*PROBLEM DETAILS*
Find the string "chapter" in the entries and copy each line that has it.

-- Start of EXERCISE MATERIAL --

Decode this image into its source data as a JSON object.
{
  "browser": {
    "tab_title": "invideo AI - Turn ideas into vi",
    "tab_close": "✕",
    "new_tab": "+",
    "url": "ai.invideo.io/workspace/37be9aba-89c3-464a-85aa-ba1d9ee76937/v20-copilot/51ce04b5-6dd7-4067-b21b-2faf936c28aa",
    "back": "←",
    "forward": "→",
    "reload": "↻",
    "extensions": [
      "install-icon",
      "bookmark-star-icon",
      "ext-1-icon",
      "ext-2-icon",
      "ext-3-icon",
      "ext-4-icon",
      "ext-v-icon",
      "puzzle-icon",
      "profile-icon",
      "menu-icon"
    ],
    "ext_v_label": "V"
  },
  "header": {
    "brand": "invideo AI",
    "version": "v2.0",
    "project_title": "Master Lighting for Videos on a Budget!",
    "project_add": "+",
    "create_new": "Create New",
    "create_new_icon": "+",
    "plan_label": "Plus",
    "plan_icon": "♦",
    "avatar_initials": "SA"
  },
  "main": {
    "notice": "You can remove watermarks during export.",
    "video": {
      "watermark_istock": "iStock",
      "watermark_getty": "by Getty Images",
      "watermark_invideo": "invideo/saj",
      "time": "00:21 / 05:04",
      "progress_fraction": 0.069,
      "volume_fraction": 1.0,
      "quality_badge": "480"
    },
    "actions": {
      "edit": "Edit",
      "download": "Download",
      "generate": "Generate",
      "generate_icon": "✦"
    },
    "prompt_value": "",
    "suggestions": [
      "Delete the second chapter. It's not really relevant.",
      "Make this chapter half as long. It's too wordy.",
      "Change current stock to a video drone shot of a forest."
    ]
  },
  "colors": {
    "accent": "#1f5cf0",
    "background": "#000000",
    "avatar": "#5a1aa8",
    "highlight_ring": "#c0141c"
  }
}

-- End of EXERCISE MATERIAL --
-- Start of EXERCISE MATERIAL --

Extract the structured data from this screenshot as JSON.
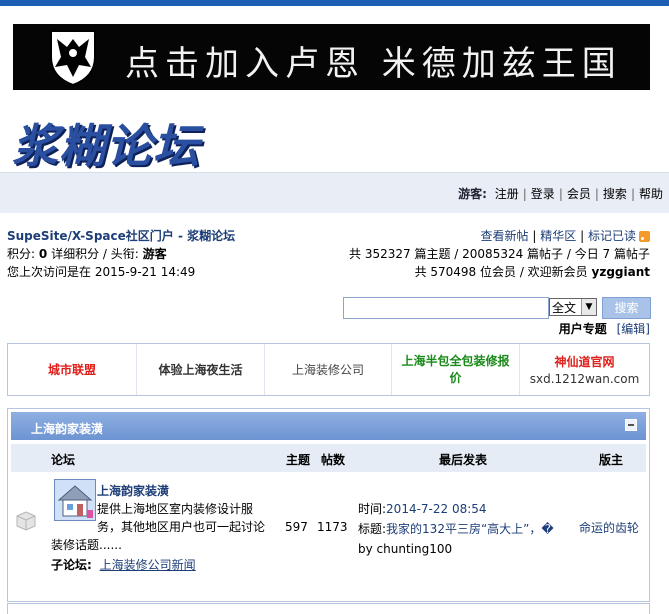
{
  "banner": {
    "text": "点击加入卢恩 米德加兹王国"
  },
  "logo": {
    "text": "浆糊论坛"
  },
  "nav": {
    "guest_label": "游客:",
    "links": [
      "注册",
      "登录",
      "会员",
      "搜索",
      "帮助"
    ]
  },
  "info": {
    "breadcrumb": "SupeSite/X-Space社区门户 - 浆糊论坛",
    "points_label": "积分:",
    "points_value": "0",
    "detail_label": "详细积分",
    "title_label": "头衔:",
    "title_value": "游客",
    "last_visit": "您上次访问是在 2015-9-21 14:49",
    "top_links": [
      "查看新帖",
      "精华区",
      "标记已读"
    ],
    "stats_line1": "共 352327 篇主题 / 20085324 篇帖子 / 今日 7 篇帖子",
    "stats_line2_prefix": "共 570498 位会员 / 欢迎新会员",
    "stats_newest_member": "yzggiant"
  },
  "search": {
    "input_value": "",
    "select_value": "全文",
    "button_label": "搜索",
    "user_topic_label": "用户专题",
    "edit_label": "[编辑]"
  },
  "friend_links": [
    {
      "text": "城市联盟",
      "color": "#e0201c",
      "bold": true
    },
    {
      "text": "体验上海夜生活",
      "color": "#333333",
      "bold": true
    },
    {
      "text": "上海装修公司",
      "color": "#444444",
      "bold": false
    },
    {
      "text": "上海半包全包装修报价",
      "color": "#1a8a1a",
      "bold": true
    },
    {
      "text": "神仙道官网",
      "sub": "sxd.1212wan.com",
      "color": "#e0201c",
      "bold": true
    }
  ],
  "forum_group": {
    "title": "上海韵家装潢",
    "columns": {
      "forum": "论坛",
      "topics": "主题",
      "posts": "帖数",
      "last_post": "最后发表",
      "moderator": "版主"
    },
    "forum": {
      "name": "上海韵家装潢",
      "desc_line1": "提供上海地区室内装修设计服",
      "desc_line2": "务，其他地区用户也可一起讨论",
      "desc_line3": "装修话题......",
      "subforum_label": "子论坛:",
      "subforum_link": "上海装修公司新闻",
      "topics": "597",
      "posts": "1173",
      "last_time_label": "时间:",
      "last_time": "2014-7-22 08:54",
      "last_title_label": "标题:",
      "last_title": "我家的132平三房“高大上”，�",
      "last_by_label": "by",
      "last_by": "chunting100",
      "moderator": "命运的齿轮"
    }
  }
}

-- End of EXERCISE MATERIAL --

*SOLUTION FOR THIS TASK*
      "Delete the second chapter. It's not really relevant.",
      "Make this chapter half as long. It's too wordy.",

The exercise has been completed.